▶ GOAL
From the pricing term sheet, give the passage starting with "1st day of March, June, September and" and going on through "the Series B Preferred Stock.", swapping "redemption price" for "call price".

▶ PAGE

Free Writing Prospectus

(to the Preliminary Prospectus dated December 12, 2012)

 

Filed Pursuant to Rule 433

Registration Statement No. 333-181741

Dated: December 12, 2012

 

TCF Financial Corporation

 

4,000,000 Shares of 6.45% Series B Non-Cumulative Perpetual Preferred Stock

 

This pricing term sheet supplements the information set forth under “Description of Series B Preferred Stock” in the preliminary prospectus supplement, subject to completion, dated December 12, 2012 to the prospectus dated May 29, 2012.

 

Issuer:

 

TCF Financial Corporation

 

 

 

Security:

 

6.45% Series B Non-Cumulative Perpetual Preferred Stock (the “Series B Preferred Stock”)

 

 

 

Size:

 

$100,000,000 (4,000,000 shares)

 

 

 

Over-allotment Option:

 

$15,000,000 (600,000 shares)

 

 

 

Term:

 

Perpetual

 

 

 

Expected Ratings*:

 

BB (S&P) / B+ (Fitch)

 

 

 

Liquidation Preference:

 

$25 per share

 

 

 

Dividend Rate (Non-Cumulative):

 

At a rate per annum equal to 6.45% from the date of issuance

 

 

 

Dividend Payment Dates:

 

1st day of March, June, September and December of each year, commencing on March 1, 2013

 

 

 

Optional Redemption:

 

The Series B Preferred Stock may be redeemed at TCF Financial Corporation’s option (i) in whole or in part, from time to time, on or after December 19, 2017 or (ii) in whole, but not in part, prior to December 19, 2017 within 90 days of a “regulatory capital treatment event,” as described in the prospectus supplement, in each case at a redemption price equal to $25 per share, plus any declared and unpaid dividends for prior dividend periods and accrued but unpaid and undeclared dividends for the then-current dividend period to the redemption date. Holders of Series B Preferred Stock will not have the right to require the redemption or repurchase of the Series B Preferred Stock.

 

 

 

Trade Date:

 

December 12, 2012

 

 

 

Settlement Date:

 

December 19, 2012 (T + 5)

 

 

 

 

 

We expect that delivery of the shares of Series B Preferred Stock will be made against payment therefor on or about the closing date specified on the cover page of the prospectus supplement, which will be the fifth business day following the date of the pricing of the shares of Series B Preferred Stock. Under Rule 15c6-1 of the Exchange Act, trades in the secondary market are required to settle

 



 

 

 

in three business days, unless the parties to any such trade expressly agree otherwise. Accordingly, purchasers who wish to trade shares of Series B Preferred Stock on the date hereof or on the following business day will be required, by virtue of the fact that the shares of Series B Preferred Stock initially will settle in T+5 to specify an alternative settlement cycle at the time of any such trade to prevent a failed settlement. Purchasers of shares of Series B Preferred Stock who wish to trade shares of Series B Preferred Stock prior to their delivery hereunder should consult their own advisor.

▶ Extracted data entries
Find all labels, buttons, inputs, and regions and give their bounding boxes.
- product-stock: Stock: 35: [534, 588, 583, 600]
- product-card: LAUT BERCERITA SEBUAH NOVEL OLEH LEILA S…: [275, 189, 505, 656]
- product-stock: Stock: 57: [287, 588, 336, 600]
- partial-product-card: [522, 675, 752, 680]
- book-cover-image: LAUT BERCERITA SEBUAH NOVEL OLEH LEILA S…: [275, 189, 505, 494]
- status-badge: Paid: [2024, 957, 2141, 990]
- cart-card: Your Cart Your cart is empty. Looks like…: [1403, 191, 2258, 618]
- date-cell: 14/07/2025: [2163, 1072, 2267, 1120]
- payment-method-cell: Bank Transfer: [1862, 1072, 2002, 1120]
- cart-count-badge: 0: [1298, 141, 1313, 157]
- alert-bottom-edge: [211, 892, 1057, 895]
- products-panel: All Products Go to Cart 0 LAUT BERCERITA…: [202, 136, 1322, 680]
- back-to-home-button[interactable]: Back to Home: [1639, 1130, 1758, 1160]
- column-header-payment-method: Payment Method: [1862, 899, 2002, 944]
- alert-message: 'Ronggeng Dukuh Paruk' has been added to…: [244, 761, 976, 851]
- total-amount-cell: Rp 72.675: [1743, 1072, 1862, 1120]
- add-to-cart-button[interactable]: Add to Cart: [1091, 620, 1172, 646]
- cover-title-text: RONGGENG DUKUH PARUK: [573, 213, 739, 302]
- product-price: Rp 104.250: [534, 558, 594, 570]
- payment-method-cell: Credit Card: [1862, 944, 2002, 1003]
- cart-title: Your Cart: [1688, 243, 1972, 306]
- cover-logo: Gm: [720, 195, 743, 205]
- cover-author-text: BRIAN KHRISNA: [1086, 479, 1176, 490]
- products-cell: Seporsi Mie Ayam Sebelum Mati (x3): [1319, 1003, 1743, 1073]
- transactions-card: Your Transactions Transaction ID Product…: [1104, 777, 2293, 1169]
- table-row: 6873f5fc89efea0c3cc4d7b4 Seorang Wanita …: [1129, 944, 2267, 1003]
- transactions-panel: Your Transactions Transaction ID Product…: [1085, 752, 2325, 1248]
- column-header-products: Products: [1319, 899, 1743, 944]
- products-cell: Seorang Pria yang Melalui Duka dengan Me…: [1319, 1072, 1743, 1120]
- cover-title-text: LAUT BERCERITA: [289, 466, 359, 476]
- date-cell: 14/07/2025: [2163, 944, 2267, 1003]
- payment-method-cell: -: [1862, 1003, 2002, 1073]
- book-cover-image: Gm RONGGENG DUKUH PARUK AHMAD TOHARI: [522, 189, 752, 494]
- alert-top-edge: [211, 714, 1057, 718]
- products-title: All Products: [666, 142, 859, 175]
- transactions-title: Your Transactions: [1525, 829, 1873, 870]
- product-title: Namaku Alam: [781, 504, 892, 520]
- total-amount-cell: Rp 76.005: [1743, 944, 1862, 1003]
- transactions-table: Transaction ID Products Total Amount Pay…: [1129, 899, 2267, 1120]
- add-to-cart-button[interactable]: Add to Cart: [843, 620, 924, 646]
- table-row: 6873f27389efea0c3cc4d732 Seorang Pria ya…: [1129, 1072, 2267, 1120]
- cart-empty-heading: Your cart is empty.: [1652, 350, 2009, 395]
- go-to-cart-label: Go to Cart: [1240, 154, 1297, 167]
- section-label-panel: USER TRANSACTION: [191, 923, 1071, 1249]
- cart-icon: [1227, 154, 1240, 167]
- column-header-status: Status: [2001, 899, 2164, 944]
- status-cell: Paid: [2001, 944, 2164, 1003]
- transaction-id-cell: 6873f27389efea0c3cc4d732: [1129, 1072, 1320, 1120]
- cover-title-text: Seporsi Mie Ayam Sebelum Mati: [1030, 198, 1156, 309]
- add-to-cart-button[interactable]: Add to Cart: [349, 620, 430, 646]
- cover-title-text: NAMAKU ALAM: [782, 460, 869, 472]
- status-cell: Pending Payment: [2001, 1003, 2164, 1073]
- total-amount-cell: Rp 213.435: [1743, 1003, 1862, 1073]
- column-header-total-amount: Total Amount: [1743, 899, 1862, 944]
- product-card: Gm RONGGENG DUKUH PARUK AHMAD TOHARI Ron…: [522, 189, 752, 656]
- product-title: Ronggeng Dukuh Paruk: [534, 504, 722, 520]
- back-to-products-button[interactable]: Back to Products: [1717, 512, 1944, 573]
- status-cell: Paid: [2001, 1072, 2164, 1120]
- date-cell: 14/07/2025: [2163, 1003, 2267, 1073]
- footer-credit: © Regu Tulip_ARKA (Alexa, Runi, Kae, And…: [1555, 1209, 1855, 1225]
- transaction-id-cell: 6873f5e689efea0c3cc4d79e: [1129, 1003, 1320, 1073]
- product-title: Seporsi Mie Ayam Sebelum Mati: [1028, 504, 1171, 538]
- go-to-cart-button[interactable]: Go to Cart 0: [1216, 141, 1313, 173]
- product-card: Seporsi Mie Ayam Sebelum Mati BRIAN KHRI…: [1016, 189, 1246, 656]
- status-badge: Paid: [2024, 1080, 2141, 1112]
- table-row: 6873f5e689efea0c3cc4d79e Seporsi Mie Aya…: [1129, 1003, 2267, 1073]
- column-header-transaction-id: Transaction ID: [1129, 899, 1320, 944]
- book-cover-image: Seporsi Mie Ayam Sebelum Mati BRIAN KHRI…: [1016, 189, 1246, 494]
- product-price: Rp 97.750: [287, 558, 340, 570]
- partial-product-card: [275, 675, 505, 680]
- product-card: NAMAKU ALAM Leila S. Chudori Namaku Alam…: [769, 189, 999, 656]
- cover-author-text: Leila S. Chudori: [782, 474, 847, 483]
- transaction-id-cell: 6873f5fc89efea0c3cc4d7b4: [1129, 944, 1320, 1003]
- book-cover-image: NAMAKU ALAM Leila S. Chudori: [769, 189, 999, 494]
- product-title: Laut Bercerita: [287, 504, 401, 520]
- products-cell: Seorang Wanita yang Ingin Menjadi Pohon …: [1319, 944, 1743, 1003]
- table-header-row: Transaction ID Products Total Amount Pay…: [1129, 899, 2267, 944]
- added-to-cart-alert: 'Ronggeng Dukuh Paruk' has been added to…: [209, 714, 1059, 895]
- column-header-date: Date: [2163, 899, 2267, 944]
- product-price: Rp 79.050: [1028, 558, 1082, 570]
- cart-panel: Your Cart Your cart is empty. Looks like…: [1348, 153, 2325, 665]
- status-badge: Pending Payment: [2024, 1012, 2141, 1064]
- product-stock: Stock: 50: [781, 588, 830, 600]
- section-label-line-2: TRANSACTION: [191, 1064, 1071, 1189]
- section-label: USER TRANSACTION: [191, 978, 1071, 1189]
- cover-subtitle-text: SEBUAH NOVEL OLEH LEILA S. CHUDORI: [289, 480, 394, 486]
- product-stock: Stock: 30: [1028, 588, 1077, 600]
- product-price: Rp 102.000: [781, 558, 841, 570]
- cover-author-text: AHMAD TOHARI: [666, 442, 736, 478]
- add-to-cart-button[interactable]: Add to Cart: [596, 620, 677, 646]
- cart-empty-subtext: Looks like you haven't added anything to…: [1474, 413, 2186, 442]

▶ COMPLETE RESPONSE
1st day of March, June, September and December of each year, commencing on March 1, 2013

 

 

 

Optional Redemption:

 

The Series B Preferred Stock may be redeemed at TCF Financial Corporation’s option (i) in whole or in part, from time to time, on or after December 19, 2017 or (ii) in whole, but not in part, prior to December 19, 2017 within 90 days of a “regulatory capital treatment event,” as described in the prospectus supplement, in each case at a call price equal to $25 per share, plus any declared and unpaid dividends for prior dividend periods and accrued but unpaid and undeclared dividends for the then-current dividend period to the redemption date. Holders of Series B Preferred Stock will not have the right to require the redemption or repurchase of the Series B Preferred Stock.